▶ [TO BE DONE]
Count how many lines below include the string "cargo", and give that number without anything else.

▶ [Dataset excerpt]
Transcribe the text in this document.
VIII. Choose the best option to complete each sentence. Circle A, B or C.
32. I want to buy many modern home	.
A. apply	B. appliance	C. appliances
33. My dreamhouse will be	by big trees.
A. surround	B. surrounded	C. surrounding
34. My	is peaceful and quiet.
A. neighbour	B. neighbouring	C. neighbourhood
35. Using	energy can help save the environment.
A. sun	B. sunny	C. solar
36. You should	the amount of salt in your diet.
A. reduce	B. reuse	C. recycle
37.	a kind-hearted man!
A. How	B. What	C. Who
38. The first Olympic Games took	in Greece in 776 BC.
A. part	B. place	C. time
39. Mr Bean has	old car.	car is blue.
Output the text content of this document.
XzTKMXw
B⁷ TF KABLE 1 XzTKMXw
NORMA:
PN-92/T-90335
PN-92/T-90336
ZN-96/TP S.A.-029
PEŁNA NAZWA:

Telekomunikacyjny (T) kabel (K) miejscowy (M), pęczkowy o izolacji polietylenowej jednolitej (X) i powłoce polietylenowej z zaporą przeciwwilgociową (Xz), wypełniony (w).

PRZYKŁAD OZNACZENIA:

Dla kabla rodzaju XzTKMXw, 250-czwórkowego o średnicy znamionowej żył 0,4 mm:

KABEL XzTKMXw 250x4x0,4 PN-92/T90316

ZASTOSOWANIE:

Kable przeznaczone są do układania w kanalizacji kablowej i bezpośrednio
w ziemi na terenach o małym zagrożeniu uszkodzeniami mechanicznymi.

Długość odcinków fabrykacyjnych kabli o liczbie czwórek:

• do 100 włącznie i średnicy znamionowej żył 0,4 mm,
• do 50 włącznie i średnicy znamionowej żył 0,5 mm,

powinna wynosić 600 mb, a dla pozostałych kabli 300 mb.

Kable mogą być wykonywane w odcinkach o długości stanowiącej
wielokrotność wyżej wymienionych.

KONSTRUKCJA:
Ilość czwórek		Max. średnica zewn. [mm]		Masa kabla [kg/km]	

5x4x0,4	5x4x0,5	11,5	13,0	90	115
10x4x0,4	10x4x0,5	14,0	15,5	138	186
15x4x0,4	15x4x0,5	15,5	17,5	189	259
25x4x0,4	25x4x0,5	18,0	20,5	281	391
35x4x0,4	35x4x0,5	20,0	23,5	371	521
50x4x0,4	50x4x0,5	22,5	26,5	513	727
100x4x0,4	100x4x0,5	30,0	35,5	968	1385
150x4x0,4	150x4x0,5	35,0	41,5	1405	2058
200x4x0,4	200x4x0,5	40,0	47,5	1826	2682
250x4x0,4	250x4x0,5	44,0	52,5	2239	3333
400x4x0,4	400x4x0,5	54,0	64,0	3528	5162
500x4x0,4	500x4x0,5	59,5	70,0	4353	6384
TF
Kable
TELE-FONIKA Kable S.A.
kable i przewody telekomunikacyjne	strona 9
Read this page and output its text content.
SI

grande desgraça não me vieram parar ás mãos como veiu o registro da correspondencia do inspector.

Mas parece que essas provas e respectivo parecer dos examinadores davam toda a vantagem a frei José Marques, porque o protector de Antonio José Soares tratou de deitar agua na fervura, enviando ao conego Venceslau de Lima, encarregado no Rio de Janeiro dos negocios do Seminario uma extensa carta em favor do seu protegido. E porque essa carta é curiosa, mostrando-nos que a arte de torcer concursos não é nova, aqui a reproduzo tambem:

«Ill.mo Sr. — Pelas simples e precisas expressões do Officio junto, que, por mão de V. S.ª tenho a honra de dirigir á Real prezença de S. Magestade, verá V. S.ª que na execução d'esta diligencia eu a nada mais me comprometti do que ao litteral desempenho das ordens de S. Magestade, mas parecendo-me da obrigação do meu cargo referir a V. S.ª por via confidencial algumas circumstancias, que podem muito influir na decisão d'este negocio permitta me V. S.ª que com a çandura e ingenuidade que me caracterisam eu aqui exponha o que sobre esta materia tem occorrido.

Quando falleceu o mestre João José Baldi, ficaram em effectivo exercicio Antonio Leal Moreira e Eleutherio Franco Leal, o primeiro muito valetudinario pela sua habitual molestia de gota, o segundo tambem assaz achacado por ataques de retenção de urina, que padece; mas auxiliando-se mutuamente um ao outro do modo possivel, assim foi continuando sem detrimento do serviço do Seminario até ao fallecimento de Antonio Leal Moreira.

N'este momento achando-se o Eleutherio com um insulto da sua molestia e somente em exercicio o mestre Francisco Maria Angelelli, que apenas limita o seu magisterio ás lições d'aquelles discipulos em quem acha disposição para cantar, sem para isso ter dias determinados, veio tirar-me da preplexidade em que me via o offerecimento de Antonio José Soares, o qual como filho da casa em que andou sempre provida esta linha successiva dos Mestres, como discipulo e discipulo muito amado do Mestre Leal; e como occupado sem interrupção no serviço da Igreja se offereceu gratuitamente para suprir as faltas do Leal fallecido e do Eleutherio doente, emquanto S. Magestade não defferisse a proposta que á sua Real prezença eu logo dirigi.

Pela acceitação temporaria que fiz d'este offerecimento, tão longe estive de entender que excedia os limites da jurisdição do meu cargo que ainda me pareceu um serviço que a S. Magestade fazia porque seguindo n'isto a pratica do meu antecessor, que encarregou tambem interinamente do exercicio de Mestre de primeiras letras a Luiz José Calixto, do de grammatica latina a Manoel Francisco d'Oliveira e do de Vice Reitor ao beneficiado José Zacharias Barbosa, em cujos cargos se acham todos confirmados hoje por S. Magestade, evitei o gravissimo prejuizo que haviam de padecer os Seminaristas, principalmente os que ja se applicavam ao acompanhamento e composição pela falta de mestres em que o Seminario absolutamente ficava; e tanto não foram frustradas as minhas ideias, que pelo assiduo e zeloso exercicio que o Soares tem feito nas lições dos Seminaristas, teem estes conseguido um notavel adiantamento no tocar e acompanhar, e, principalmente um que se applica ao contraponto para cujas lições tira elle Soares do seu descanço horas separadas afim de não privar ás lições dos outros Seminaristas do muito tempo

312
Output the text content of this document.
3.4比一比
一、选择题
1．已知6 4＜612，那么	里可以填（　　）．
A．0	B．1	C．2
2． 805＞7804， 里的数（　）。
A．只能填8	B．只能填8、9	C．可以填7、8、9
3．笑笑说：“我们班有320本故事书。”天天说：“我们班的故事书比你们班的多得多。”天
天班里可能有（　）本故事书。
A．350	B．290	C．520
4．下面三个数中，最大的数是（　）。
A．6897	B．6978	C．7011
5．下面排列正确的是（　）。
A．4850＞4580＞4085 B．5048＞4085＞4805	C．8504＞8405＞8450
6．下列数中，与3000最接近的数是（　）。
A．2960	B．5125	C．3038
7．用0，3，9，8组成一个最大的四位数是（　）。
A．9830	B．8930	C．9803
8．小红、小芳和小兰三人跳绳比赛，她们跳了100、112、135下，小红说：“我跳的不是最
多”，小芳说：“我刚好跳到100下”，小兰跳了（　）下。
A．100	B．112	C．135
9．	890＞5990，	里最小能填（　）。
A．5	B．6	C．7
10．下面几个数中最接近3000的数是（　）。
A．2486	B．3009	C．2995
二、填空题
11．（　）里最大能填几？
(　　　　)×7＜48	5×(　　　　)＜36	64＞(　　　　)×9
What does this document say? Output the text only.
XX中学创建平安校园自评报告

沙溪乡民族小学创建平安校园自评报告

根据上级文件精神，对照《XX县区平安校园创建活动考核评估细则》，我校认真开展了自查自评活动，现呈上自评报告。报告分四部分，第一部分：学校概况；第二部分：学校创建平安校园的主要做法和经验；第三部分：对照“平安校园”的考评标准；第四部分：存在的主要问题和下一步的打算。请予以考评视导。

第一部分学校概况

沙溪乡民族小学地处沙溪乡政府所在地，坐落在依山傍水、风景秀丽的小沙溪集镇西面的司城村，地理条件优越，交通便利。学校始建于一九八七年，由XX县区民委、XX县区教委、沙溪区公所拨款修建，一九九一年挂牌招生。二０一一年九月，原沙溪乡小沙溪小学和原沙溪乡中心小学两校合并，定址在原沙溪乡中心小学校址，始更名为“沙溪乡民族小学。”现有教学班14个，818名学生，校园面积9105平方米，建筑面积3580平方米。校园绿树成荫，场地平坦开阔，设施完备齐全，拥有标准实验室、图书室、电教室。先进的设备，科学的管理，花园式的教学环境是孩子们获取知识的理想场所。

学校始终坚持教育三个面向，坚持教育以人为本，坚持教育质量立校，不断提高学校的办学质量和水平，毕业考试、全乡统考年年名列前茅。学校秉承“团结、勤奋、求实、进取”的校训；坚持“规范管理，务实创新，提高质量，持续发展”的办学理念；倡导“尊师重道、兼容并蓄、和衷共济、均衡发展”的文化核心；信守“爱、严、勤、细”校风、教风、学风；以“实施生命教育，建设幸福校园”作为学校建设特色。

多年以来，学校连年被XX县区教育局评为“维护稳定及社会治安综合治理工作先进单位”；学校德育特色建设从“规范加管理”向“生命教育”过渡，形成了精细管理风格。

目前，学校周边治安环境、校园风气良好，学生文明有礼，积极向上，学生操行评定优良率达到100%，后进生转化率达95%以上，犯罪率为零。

▶ [COMPLETE ANSWER]
2